**The problem**
Look for the string "seed" and copy every line that has it.

**Records provided**
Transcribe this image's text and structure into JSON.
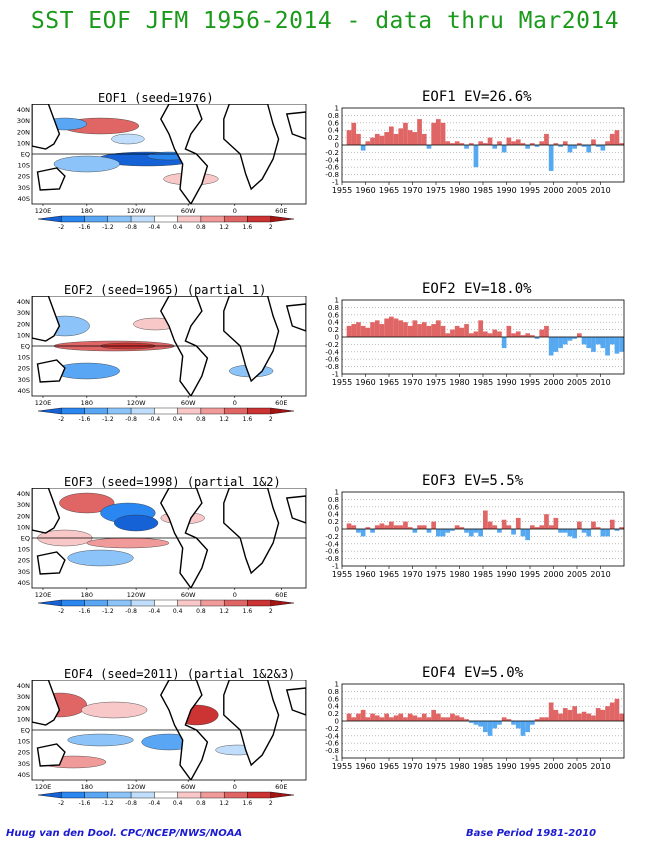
{
  "header": {
    "title": "SST EOF JFM 1956-2014 - data thru Mar2014"
  },
  "map_axes": {
    "lat_labels": [
      "40N",
      "30N",
      "20N",
      "10N",
      "EQ",
      "10S",
      "20S",
      "30S",
      "40S"
    ],
    "lon_labels": [
      "120E",
      "180",
      "120W",
      "60W",
      "0",
      "60E"
    ]
  },
  "colorbar": {
    "tick_labels": [
      "-2",
      "-1.6",
      "-1.2",
      "-0.8",
      "-0.4",
      "0.4",
      "0.8",
      "1.2",
      "1.6",
      "2"
    ],
    "colors": [
      "#1561d6",
      "#2a86f0",
      "#59a6f5",
      "#8cc3f8",
      "#c0defb",
      "#ffffff",
      "#f8c8c8",
      "#f09a9a",
      "#e06666",
      "#cc3333",
      "#a31515"
    ]
  },
  "colors": {
    "positive": "#e06666",
    "negative": "#56a8f0",
    "coast": "#000000",
    "grid": "#999999"
  },
  "panels": [
    {
      "map_title": "EOF1   (seed=1976)",
      "ts_title": "EOF1  EV=26.6%"
    },
    {
      "map_title": "EOF2   (seed=1965)  (partial 1)",
      "ts_title": "EOF2  EV=18.0%"
    },
    {
      "map_title": "EOF3   (seed=1998)  (partial 1&2)",
      "ts_title": "EOF3   EV=5.5%"
    },
    {
      "map_title": "EOF4   (seed=2011)  (partial 1&2&3)",
      "ts_title": "EOF4   EV=5.0%"
    }
  ],
  "chart_data": [
    {
      "type": "bar",
      "title": "EOF1  EV=26.6%",
      "x": [
        1956,
        1957,
        1958,
        1959,
        1960,
        1961,
        1962,
        1963,
        1964,
        1965,
        1966,
        1967,
        1968,
        1969,
        1970,
        1971,
        1972,
        1973,
        1974,
        1975,
        1976,
        1977,
        1978,
        1979,
        1980,
        1981,
        1982,
        1983,
        1984,
        1985,
        1986,
        1987,
        1988,
        1989,
        1990,
        1991,
        1992,
        1993,
        1994,
        1995,
        1996,
        1997,
        1998,
        1999,
        2000,
        2001,
        2002,
        2003,
        2004,
        2005,
        2006,
        2007,
        2008,
        2009,
        2010,
        2011,
        2012,
        2013,
        2014
      ],
      "values": [
        0.4,
        0.6,
        0.3,
        -0.15,
        0.1,
        0.2,
        0.3,
        0.25,
        0.35,
        0.5,
        0.3,
        0.45,
        0.6,
        0.4,
        0.35,
        0.7,
        0.3,
        -0.1,
        0.6,
        0.7,
        0.6,
        0.1,
        0.05,
        0.1,
        0.05,
        -0.1,
        0.05,
        -0.6,
        0.1,
        0.05,
        0.2,
        -0.1,
        0.1,
        -0.2,
        0.2,
        0.1,
        0.15,
        0.05,
        -0.1,
        0.05,
        -0.05,
        0.1,
        0.3,
        -0.7,
        0.05,
        -0.05,
        0.1,
        -0.2,
        -0.1,
        0.05,
        -0.05,
        -0.2,
        0.15,
        -0.05,
        -0.15,
        0.1,
        0.3,
        0.4,
        0.05
      ],
      "xlim": [
        1955,
        2014
      ],
      "xticks": [
        1955,
        1960,
        1965,
        1970,
        1975,
        1980,
        1985,
        1990,
        1995,
        2000,
        2005,
        2010
      ],
      "ylim": [
        -1,
        1
      ],
      "yticks": [
        "-1",
        "-0.8",
        "-0.6",
        "-0.4",
        "-0.2",
        "0",
        "0.2",
        "0.4",
        "0.6",
        "0.8",
        "1"
      ],
      "ygrid_dotted": true
    },
    {
      "type": "bar",
      "title": "EOF2  EV=18.0%",
      "x": [
        1956,
        1957,
        1958,
        1959,
        1960,
        1961,
        1962,
        1963,
        1964,
        1965,
        1966,
        1967,
        1968,
        1969,
        1970,
        1971,
        1972,
        1973,
        1974,
        1975,
        1976,
        1977,
        1978,
        1979,
        1980,
        1981,
        1982,
        1983,
        1984,
        1985,
        1986,
        1987,
        1988,
        1989,
        1990,
        1991,
        1992,
        1993,
        1994,
        1995,
        1996,
        1997,
        1998,
        1999,
        2000,
        2001,
        2002,
        2003,
        2004,
        2005,
        2006,
        2007,
        2008,
        2009,
        2010,
        2011,
        2012,
        2013,
        2014
      ],
      "values": [
        0.3,
        0.35,
        0.4,
        0.3,
        0.25,
        0.4,
        0.45,
        0.35,
        0.5,
        0.55,
        0.5,
        0.45,
        0.4,
        0.3,
        0.45,
        0.35,
        0.4,
        0.3,
        0.35,
        0.45,
        0.3,
        0.1,
        0.2,
        0.3,
        0.25,
        0.35,
        0.1,
        0.15,
        0.45,
        0.15,
        0.1,
        0.2,
        0.15,
        -0.3,
        0.3,
        0.1,
        0.15,
        0.05,
        0.1,
        0.05,
        -0.05,
        0.2,
        0.3,
        -0.5,
        -0.4,
        -0.3,
        -0.2,
        -0.1,
        -0.05,
        0.1,
        -0.2,
        -0.3,
        -0.4,
        -0.2,
        -0.3,
        -0.5,
        -0.2,
        -0.45,
        -0.4
      ],
      "xlim": [
        1955,
        2014
      ],
      "xticks": [
        1955,
        1960,
        1965,
        1970,
        1975,
        1980,
        1985,
        1990,
        1995,
        2000,
        2005,
        2010
      ],
      "ylim": [
        -1,
        1
      ],
      "yticks": [
        "-1",
        "-0.8",
        "-0.6",
        "-0.4",
        "-0.2",
        "0",
        "0.2",
        "0.4",
        "0.6",
        "0.8",
        "1"
      ],
      "ygrid_dotted": true
    },
    {
      "type": "bar",
      "title": "EOF3   EV=5.5%",
      "x": [
        1956,
        1957,
        1958,
        1959,
        1960,
        1961,
        1962,
        1963,
        1964,
        1965,
        1966,
        1967,
        1968,
        1969,
        1970,
        1971,
        1972,
        1973,
        1974,
        1975,
        1976,
        1977,
        1978,
        1979,
        1980,
        1981,
        1982,
        1983,
        1984,
        1985,
        1986,
        1987,
        1988,
        1989,
        1990,
        1991,
        1992,
        1993,
        1994,
        1995,
        1996,
        1997,
        1998,
        1999,
        2000,
        2001,
        2002,
        2003,
        2004,
        2005,
        2006,
        2007,
        2008,
        2009,
        2010,
        2011,
        2012,
        2013,
        2014
      ],
      "values": [
        0.15,
        0.1,
        -0.1,
        -0.2,
        0.05,
        -0.1,
        0.1,
        0.15,
        0.1,
        0.2,
        0.1,
        0.1,
        0.2,
        0.05,
        -0.1,
        0.1,
        0.1,
        -0.1,
        0.2,
        -0.2,
        -0.2,
        -0.1,
        -0.05,
        0.1,
        0.05,
        -0.1,
        -0.2,
        -0.1,
        -0.2,
        0.5,
        0.2,
        0.1,
        -0.1,
        0.25,
        0.1,
        -0.15,
        0.3,
        -0.2,
        -0.3,
        0.1,
        0.05,
        0.1,
        0.4,
        0.1,
        0.3,
        -0.1,
        -0.1,
        -0.2,
        -0.25,
        0.2,
        -0.1,
        -0.2,
        0.2,
        0.05,
        -0.2,
        -0.2,
        0.25,
        -0.05,
        0.05
      ],
      "xlim": [
        1955,
        2014
      ],
      "xticks": [
        1955,
        1960,
        1965,
        1970,
        1975,
        1980,
        1985,
        1990,
        1995,
        2000,
        2005,
        2010
      ],
      "ylim": [
        -1,
        1
      ],
      "yticks": [
        "-1",
        "-0.8",
        "-0.6",
        "-0.4",
        "-0.2",
        "0",
        "0.2",
        "0.4",
        "0.6",
        "0.8",
        "1"
      ],
      "ygrid_dotted": true
    },
    {
      "type": "bar",
      "title": "EOF4   EV=5.0%",
      "x": [
        1956,
        1957,
        1958,
        1959,
        1960,
        1961,
        1962,
        1963,
        1964,
        1965,
        1966,
        1967,
        1968,
        1969,
        1970,
        1971,
        1972,
        1973,
        1974,
        1975,
        1976,
        1977,
        1978,
        1979,
        1980,
        1981,
        1982,
        1983,
        1984,
        1985,
        1986,
        1987,
        1988,
        1989,
        1990,
        1991,
        1992,
        1993,
        1994,
        1995,
        1996,
        1997,
        1998,
        1999,
        2000,
        2001,
        2002,
        2003,
        2004,
        2005,
        2006,
        2007,
        2008,
        2009,
        2010,
        2011,
        2012,
        2013,
        2014
      ],
      "values": [
        0.2,
        0.1,
        0.2,
        0.3,
        0.1,
        0.2,
        0.15,
        0.1,
        0.2,
        0.1,
        0.15,
        0.2,
        0.1,
        0.2,
        0.15,
        0.1,
        0.2,
        0.1,
        0.3,
        0.2,
        0.1,
        0.1,
        0.2,
        0.15,
        0.1,
        0.05,
        -0.05,
        -0.1,
        -0.15,
        -0.3,
        -0.4,
        -0.2,
        -0.1,
        0.1,
        0.05,
        -0.1,
        -0.2,
        -0.4,
        -0.3,
        -0.1,
        0.05,
        0.1,
        0.1,
        0.5,
        0.3,
        0.2,
        0.35,
        0.3,
        0.4,
        0.2,
        0.25,
        0.2,
        0.15,
        0.35,
        0.3,
        0.4,
        0.5,
        0.6,
        0.2
      ],
      "xlim": [
        1955,
        2014
      ],
      "xticks": [
        1955,
        1960,
        1965,
        1970,
        1975,
        1980,
        1985,
        1990,
        1995,
        2000,
        2005,
        2010
      ],
      "ylim": [
        -1,
        1
      ],
      "yticks": [
        "-1",
        "-0.8",
        "-0.6",
        "-0.4",
        "-0.2",
        "0",
        "0.2",
        "0.4",
        "0.6",
        "0.8",
        "1"
      ],
      "ygrid_dotted": true
    }
  ],
  "footer": {
    "left": "Huug van den Dool. CPC/NCEP/NWS/NOAA",
    "right": "Base Period  1981-2010"
  }
}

**Solution below**
      "map_title": "EOF1   (seed=1976)",
      "map_title": "EOF2   (seed=1965)  (partial 1)",
      "map_title": "EOF3   (seed=1998)  (partial 1&2)",
      "map_title": "EOF4   (seed=2011)  (partial 1&2&3)",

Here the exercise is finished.